- EXTRACTED TEXT
··········
Somewhat unexpectedly, Jesus no less than four (five?) times made this supplication with the word ''one" in a neuter form—to match the word "spirit" (implied?) The oneness of his prayer is that so succinctly expressed by Paul: "One body, one Spirit . . . one hope of your calling, one Lord, one faith, one baptism, one God and Father of all, who is above all, and through all, and in you all" (Eph.4 :4-6). However small the present signs of realisation, aspiration and striving towards this ideal of one-ness in Christ must never be let go. An easy-going compliance with anything less is an open confession that "the body, without the spirit, is dead."

Consecration and Glory

The means of achievement indicated by Jesus is easily missed by the modern reader because of the idiom involved. The Hebrew phrase for the consecration of a priest (literally: to fill the hand; Ex.29 :29,33,35, and many other places) is translated in the LXX by the word "perfected" (as in Heb.7 :28 etc). So, very probably, Jesus now envisaged the consecration of his disciples as "a spiritual house, a holy priesthood" (1 Pet.2 :5)—hence: "for their sakes I sanctify myself that they also might be sanctified through the truth" (v.19).

To this he added: "that they may behold my glory which thou hast given me before the foundation of the world." This is surely not the only allusion in this prayer to the manifestation of the Shekinah Glory of God to Moses and to the Seventy in mount Sinai before the inauguration of the tabernacle and its system of worship—the "foundation of the (Mosaic) world" (Ex.24 :18,10; 33 :22; 34 :29). The same prototype perhaps helps to add meaning to the expression: "that they also be with me where I am." But in the immediate reference to Jesus and his disciples, "where I am" more probably has reference to condition or status rather than location, as also in Revelation: "They are before the throne of God, and serve him day and night in his temple" (7:15).
··········
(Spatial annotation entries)
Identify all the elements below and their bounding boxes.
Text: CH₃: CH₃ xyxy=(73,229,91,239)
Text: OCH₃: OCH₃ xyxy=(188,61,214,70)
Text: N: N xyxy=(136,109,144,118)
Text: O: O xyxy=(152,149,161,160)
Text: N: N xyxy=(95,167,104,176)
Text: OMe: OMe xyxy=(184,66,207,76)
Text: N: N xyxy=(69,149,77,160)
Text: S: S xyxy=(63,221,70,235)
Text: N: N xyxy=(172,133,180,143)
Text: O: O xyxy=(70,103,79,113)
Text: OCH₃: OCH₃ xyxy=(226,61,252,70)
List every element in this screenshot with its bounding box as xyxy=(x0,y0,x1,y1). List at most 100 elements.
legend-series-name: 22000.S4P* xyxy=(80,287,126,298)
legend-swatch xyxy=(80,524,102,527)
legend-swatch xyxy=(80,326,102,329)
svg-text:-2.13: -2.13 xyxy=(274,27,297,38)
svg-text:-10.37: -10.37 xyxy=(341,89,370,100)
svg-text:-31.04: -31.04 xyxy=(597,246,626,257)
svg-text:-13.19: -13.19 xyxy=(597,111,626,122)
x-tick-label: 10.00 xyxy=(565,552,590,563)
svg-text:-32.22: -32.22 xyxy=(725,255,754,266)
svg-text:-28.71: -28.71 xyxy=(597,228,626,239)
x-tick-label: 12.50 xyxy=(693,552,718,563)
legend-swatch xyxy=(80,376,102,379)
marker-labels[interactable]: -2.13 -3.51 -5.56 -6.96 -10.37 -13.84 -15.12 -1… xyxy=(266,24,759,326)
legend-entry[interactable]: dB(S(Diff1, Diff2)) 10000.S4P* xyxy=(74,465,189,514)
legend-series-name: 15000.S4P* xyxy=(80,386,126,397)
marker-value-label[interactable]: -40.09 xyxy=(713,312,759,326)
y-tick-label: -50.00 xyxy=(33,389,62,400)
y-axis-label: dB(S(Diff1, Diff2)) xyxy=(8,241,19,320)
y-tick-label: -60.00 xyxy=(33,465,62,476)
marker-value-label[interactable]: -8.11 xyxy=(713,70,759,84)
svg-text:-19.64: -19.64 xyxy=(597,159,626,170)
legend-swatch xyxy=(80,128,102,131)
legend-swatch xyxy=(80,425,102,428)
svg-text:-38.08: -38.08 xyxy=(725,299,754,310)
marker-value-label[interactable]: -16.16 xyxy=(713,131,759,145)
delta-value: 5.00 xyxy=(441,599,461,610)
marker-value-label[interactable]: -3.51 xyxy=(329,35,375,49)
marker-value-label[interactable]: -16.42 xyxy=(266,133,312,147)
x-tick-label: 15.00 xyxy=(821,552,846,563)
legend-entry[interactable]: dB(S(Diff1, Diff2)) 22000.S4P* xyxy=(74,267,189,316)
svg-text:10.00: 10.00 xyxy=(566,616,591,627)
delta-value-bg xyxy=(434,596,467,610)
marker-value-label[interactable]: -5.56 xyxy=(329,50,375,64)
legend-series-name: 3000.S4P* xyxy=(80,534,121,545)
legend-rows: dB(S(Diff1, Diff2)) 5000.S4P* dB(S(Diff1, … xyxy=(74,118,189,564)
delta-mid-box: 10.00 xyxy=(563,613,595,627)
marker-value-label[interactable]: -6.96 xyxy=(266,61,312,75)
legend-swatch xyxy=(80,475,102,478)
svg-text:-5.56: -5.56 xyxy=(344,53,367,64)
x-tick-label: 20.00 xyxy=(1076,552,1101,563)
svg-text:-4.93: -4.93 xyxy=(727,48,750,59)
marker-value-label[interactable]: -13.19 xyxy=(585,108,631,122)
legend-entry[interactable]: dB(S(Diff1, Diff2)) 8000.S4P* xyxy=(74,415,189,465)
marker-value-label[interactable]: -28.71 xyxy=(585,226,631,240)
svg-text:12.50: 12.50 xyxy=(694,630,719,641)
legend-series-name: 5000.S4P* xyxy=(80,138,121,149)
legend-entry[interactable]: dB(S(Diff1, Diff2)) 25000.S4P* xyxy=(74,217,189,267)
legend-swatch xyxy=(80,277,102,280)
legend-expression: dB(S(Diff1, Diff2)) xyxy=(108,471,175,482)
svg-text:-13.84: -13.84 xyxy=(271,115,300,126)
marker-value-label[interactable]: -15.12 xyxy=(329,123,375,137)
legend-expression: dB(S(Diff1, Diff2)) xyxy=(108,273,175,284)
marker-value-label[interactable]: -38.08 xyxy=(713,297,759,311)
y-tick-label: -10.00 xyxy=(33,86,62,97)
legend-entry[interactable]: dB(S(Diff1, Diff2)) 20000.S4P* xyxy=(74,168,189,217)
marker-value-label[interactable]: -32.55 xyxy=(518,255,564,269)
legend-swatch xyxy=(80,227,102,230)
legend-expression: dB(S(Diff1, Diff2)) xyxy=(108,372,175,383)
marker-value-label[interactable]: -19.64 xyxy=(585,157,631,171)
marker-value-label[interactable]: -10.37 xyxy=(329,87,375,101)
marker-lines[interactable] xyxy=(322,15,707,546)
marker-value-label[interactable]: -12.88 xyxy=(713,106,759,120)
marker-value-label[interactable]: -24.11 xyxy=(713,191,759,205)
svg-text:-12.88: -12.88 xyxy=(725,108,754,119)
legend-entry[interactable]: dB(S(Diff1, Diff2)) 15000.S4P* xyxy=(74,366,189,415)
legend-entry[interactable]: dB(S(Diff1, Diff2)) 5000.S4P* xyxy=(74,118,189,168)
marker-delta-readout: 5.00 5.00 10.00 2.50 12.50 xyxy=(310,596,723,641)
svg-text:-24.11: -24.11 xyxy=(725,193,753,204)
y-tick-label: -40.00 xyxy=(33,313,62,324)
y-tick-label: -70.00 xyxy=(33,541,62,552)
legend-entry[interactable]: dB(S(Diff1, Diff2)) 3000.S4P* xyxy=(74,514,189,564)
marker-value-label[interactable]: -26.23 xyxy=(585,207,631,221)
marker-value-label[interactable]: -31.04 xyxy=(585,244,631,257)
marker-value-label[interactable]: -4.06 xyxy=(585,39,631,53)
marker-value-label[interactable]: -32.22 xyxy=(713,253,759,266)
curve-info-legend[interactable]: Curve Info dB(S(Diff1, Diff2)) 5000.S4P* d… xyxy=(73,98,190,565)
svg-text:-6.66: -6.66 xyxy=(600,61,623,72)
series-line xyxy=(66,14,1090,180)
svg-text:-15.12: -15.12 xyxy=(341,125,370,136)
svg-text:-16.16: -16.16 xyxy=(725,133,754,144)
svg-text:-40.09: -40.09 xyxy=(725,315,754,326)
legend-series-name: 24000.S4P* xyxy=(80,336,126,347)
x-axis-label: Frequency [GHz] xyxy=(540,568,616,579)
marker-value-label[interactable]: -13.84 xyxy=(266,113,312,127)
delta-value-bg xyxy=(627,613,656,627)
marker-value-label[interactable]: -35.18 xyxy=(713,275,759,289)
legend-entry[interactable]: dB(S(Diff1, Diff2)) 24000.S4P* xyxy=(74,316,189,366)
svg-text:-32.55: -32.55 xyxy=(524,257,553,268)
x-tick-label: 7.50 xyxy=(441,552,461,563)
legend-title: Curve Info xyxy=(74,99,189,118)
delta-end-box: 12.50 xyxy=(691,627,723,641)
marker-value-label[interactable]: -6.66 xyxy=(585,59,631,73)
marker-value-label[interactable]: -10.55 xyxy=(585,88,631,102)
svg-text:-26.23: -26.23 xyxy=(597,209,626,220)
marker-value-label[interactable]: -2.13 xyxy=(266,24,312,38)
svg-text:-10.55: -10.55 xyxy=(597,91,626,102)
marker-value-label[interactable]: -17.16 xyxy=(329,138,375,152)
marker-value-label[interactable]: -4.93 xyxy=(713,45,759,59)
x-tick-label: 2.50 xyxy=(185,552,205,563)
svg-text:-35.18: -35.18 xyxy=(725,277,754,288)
··········
- EXERCISE INSTRUCTIONS
A - In the passage about consecration and glory, which word does the LXX use to translate the Hebrew phrase for consecrating a priest?
B - Please render the entries as a numbered list, starting at the first line of the entries and stopping after the line that contains "legend-swatch xyxy=(80,376,102,379)", with blank lines left out.

- COMPLETE ANSWERS
A - "Perfected."

B -
1. Identify all the elements below and their bounding boxes.
2. Text: CH₃: CH₃ xyxy=(73,229,91,239)
3. Text: OCH₃: OCH₃ xyxy=(188,61,214,70)
4. Text: N: N xyxy=(136,109,144,118)
5. Text: O: O xyxy=(152,149,161,160)
6. Text: N: N xyxy=(95,167,104,176)
7. Text: OMe: OMe xyxy=(184,66,207,76)
8. Text: N: N xyxy=(69,149,77,160)
9. Text: S: S xyxy=(63,221,70,235)
10. Text: N: N xyxy=(172,133,180,143)
11. Text: O: O xyxy=(70,103,79,113)
12. Text: OCH₃: OCH₃ xyxy=(226,61,252,70)
13. List every element in this screenshot with its bounding box as xyxy=(x0,y0,x1,y1). List at most 100 elements.
14. legend-series-name: 22000.S4P* xyxy=(80,287,126,298)
15. legend-swatch xyxy=(80,524,102,527)
16. legend-swatch xyxy=(80,326,102,329)
17. svg-text:-2.13: -2.13 xyxy=(274,27,297,38)
18. svg-text:-10.37: -10.37 xyxy=(341,89,370,100)
19. svg-text:-31.04: -31.04 xyxy=(597,246,626,257)
20. svg-text:-13.19: -13.19 xyxy=(597,111,626,122)
21. x-tick-label: 10.00 xyxy=(565,552,590,563)
22. svg-text:-32.22: -32.22 xyxy=(725,255,754,266)
23. svg-text:-28.71: -28.71 xyxy=(597,228,626,239)
24. x-tick-label: 12.50 xyxy=(693,552,718,563)
25. legend-swatch xyxy=(80,376,102,379)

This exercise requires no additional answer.